# Goal of the exercise:
Your task is to gather the lines below that hold the string "title".

# Materials provided:
>> begin
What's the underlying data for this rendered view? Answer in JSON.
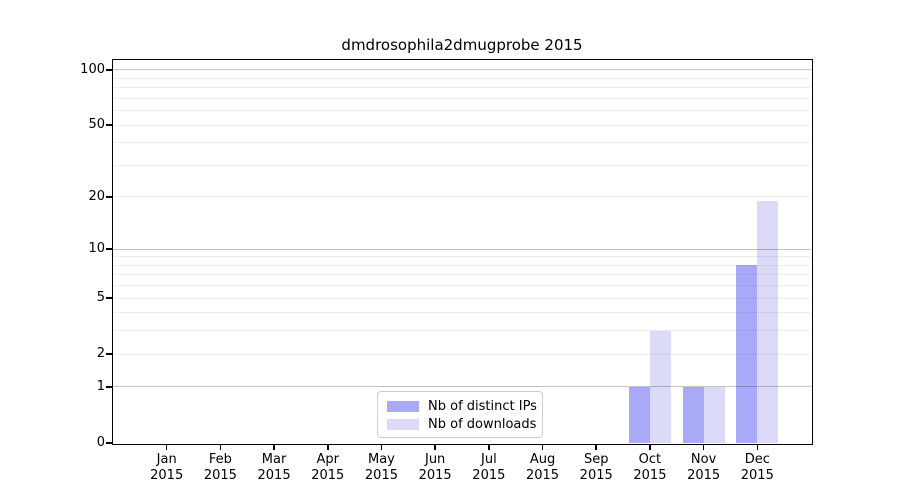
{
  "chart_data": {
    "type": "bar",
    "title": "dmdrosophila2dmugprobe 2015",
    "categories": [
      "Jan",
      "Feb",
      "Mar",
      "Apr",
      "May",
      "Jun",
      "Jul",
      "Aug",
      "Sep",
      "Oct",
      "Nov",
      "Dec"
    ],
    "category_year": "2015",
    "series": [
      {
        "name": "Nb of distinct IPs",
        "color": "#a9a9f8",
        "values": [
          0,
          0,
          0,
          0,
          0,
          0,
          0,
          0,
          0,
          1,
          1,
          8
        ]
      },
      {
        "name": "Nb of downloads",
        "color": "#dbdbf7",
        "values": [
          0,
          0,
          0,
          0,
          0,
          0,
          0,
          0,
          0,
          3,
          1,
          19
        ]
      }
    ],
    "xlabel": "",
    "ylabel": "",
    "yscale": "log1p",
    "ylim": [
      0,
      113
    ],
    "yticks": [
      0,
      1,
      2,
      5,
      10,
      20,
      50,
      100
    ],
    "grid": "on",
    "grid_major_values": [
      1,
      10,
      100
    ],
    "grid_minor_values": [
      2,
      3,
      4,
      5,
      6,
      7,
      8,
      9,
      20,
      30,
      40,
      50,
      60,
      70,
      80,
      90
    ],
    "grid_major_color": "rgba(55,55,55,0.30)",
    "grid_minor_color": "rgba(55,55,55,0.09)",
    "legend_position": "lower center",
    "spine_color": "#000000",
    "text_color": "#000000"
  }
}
>> end
>> begin
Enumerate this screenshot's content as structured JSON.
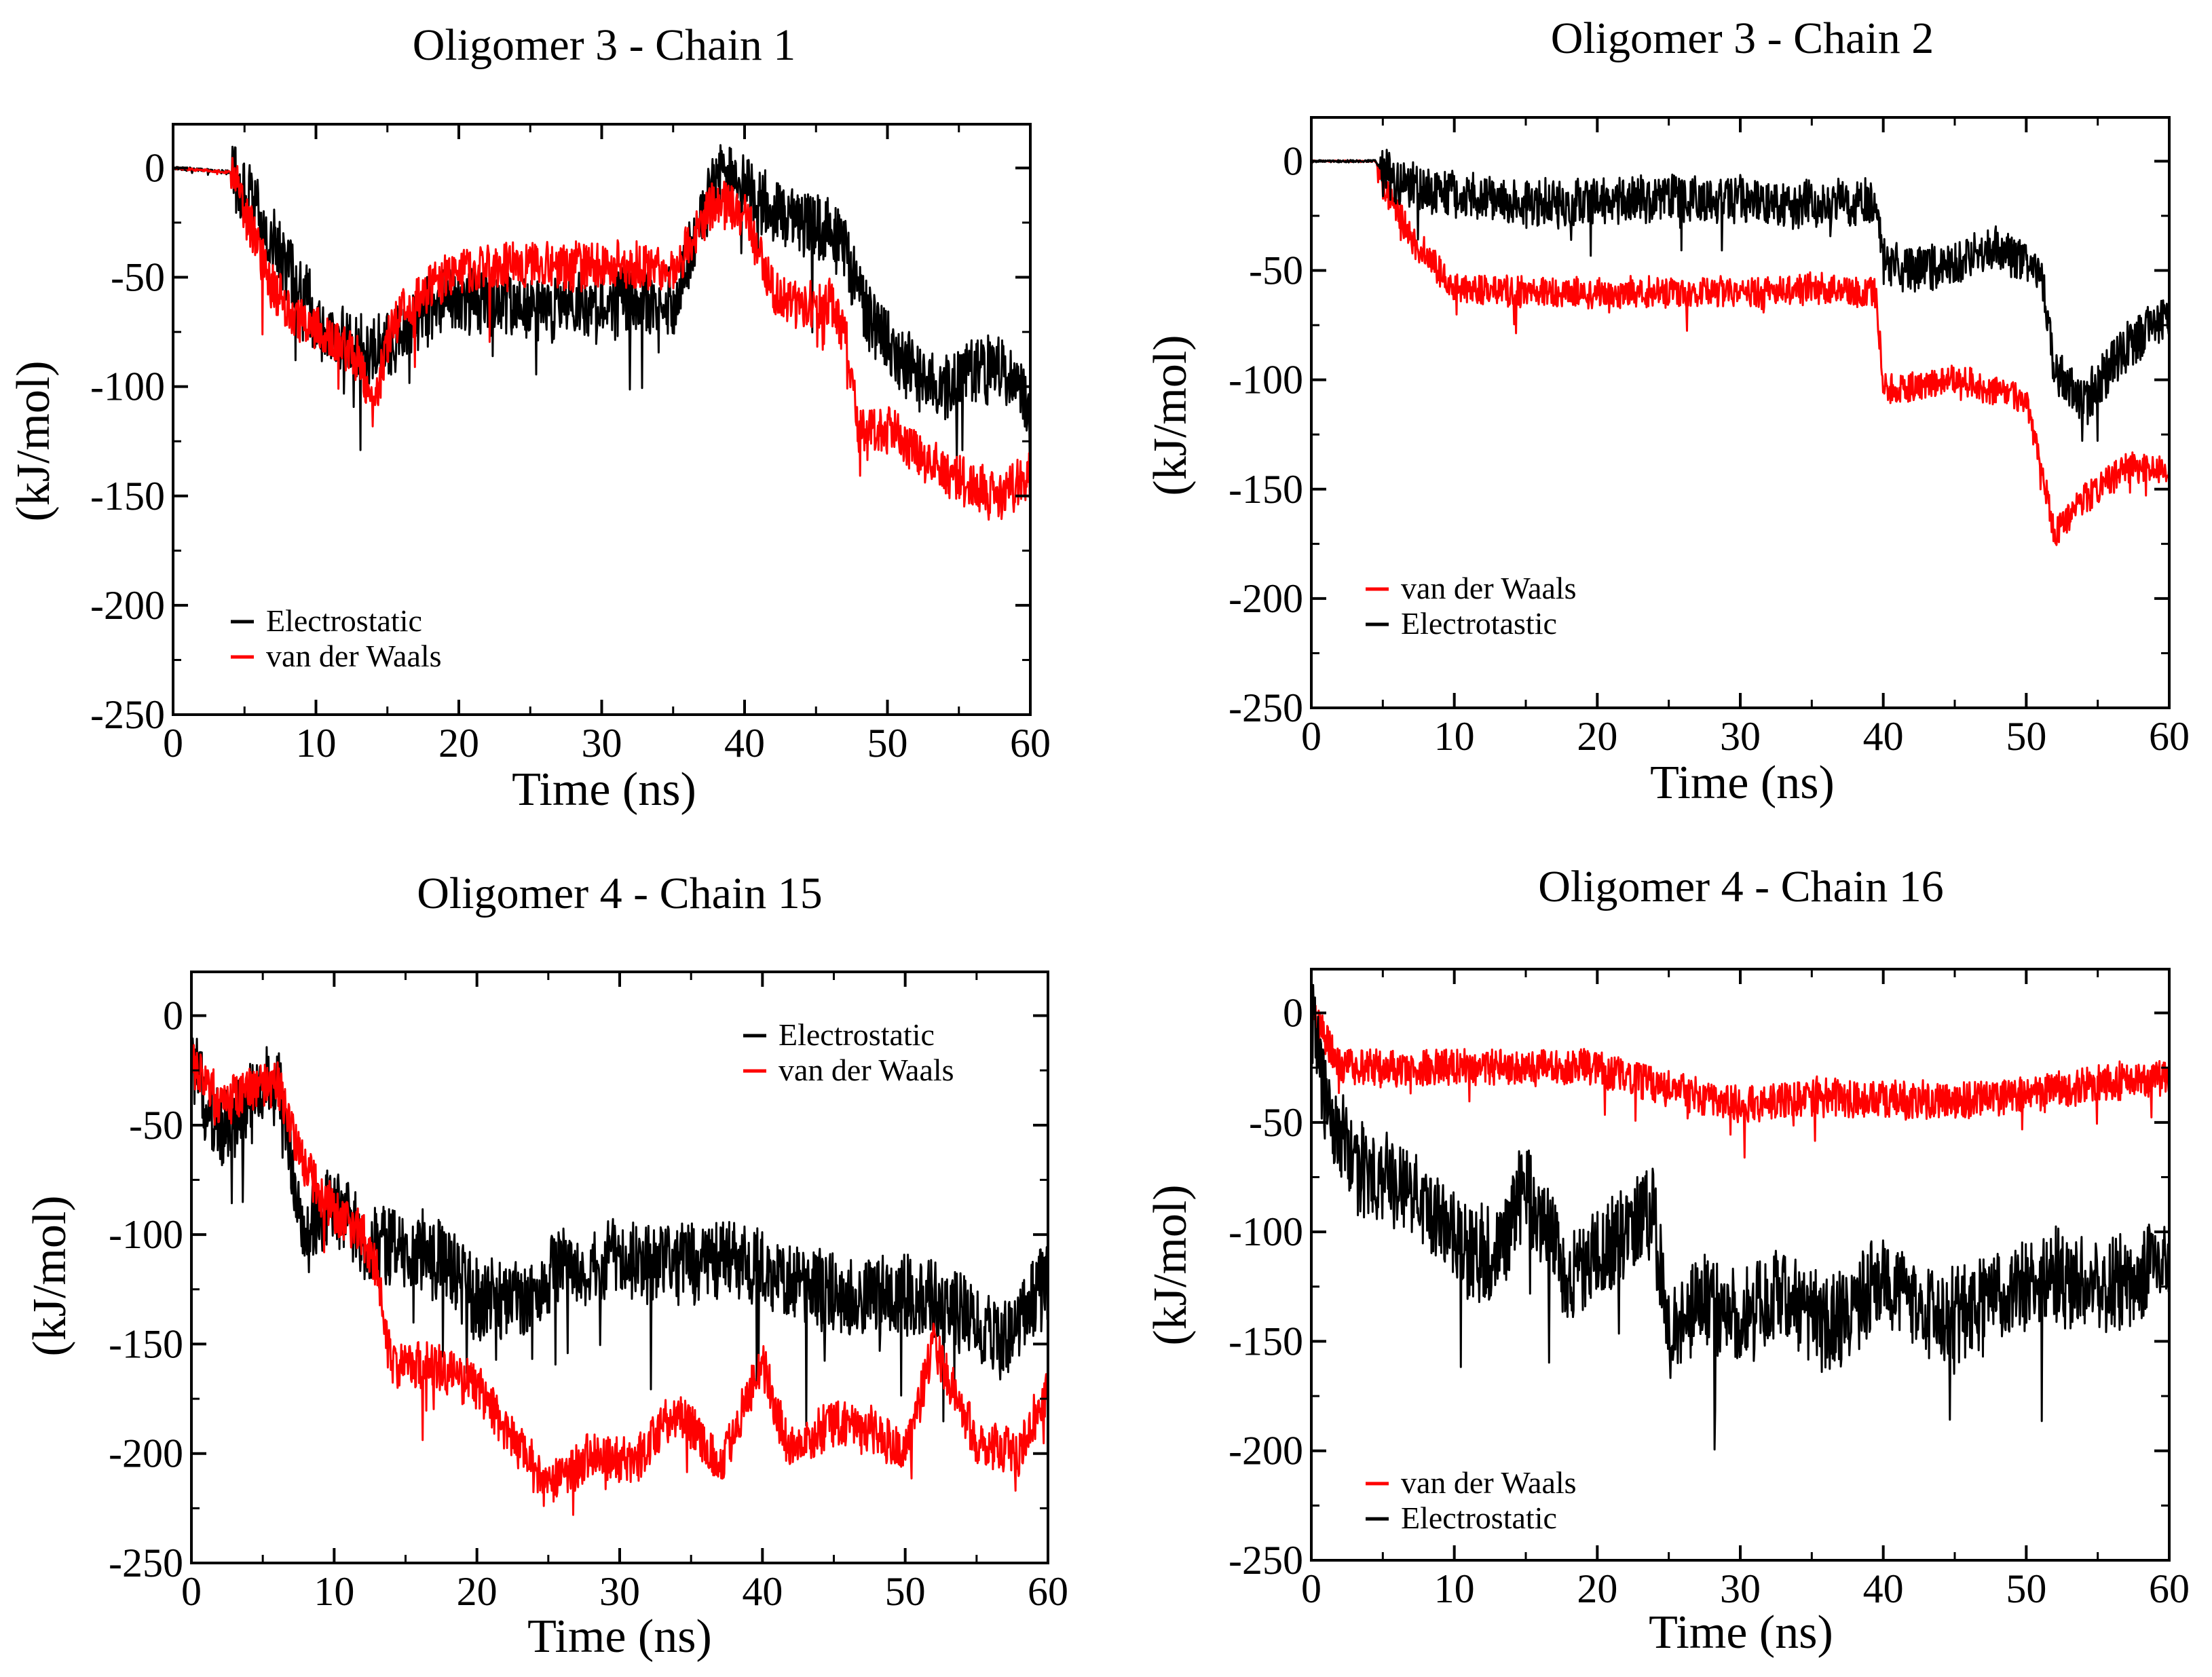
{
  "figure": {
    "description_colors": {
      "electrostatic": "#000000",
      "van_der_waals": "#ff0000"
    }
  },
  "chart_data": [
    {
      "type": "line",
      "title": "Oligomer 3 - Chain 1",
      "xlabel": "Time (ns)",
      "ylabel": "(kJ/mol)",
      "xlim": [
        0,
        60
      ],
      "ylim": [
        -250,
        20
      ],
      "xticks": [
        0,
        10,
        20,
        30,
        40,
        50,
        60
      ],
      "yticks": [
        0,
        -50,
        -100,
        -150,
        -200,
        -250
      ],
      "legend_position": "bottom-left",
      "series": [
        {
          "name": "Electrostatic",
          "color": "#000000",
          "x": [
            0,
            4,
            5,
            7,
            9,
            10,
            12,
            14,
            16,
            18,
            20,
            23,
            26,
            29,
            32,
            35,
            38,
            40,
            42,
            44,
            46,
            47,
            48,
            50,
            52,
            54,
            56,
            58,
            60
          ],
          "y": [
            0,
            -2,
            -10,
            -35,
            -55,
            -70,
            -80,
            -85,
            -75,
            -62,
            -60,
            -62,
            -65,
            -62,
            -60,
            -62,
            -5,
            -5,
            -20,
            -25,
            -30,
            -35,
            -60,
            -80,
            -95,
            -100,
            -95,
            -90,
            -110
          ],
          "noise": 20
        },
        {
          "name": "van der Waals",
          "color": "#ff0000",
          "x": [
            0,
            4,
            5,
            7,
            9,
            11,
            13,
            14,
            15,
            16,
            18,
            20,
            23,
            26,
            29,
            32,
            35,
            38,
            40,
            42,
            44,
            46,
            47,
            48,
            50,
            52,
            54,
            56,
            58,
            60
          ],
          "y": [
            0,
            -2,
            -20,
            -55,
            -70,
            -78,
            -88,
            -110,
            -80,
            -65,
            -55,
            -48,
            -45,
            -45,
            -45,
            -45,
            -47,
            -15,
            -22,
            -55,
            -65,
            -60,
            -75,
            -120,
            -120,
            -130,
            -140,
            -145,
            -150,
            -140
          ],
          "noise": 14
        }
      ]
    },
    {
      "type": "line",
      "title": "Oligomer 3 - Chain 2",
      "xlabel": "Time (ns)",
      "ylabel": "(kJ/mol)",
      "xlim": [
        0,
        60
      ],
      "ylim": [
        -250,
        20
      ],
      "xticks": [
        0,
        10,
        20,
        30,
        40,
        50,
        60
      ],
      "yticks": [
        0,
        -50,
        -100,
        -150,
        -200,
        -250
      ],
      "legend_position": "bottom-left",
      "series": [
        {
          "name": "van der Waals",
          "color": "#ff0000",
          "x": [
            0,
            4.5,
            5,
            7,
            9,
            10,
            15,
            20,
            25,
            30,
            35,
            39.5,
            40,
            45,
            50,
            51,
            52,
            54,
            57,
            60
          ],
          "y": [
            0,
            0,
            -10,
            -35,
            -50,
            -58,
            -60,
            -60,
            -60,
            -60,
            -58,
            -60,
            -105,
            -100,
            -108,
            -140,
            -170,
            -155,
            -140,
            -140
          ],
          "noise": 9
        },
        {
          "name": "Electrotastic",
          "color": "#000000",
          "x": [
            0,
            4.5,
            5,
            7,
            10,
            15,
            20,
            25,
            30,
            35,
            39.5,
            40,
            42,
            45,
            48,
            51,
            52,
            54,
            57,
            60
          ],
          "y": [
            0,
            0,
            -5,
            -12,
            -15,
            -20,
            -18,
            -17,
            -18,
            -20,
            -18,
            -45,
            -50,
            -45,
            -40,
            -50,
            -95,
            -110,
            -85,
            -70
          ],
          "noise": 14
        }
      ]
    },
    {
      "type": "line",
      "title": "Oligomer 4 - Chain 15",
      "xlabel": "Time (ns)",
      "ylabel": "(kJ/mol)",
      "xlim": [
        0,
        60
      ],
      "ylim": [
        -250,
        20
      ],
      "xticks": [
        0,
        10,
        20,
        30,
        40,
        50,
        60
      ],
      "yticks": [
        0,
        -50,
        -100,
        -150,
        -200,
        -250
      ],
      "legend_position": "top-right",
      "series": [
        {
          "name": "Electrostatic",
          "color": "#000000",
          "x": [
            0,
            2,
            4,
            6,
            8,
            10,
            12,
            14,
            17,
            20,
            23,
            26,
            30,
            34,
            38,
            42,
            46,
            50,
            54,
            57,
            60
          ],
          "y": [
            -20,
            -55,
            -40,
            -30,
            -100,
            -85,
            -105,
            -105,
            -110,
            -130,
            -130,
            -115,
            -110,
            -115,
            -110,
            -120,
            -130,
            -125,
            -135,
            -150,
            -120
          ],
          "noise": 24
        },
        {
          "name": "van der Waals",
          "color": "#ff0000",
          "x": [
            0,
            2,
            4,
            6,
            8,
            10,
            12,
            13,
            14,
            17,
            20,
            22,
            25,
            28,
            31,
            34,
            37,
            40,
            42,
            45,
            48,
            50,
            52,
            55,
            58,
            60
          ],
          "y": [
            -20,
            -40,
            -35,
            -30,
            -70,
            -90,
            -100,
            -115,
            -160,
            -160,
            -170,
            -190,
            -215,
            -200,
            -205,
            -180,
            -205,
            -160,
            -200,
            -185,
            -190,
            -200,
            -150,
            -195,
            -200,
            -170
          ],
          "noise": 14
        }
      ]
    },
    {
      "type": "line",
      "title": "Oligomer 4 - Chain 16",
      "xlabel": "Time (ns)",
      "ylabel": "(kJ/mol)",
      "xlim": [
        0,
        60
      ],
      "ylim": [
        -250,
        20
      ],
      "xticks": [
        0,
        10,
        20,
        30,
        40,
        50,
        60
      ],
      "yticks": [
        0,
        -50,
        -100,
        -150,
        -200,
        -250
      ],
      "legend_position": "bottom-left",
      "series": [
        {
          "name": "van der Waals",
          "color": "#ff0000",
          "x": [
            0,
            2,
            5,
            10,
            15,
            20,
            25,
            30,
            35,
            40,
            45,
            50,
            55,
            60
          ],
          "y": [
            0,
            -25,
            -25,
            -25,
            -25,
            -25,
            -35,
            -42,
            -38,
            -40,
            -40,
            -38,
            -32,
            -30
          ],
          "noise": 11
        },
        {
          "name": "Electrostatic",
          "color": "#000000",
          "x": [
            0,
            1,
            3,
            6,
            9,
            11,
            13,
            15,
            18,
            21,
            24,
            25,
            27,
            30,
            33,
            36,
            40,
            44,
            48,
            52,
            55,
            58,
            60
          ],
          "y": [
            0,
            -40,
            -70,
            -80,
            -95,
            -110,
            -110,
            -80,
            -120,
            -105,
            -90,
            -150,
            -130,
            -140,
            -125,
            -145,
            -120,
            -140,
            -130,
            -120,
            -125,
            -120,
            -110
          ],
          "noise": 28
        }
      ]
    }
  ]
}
>> end
# Expected output:
    "title": "dmdrosophila2dmugprobe 2015",
      "title": "Oligomer 3 - Chain 1",
      "title": "Oligomer 3 - Chain 2",
      "title": "Oligomer 4 - Chain 15",
      "title": "Oligomer 4 - Chain 16",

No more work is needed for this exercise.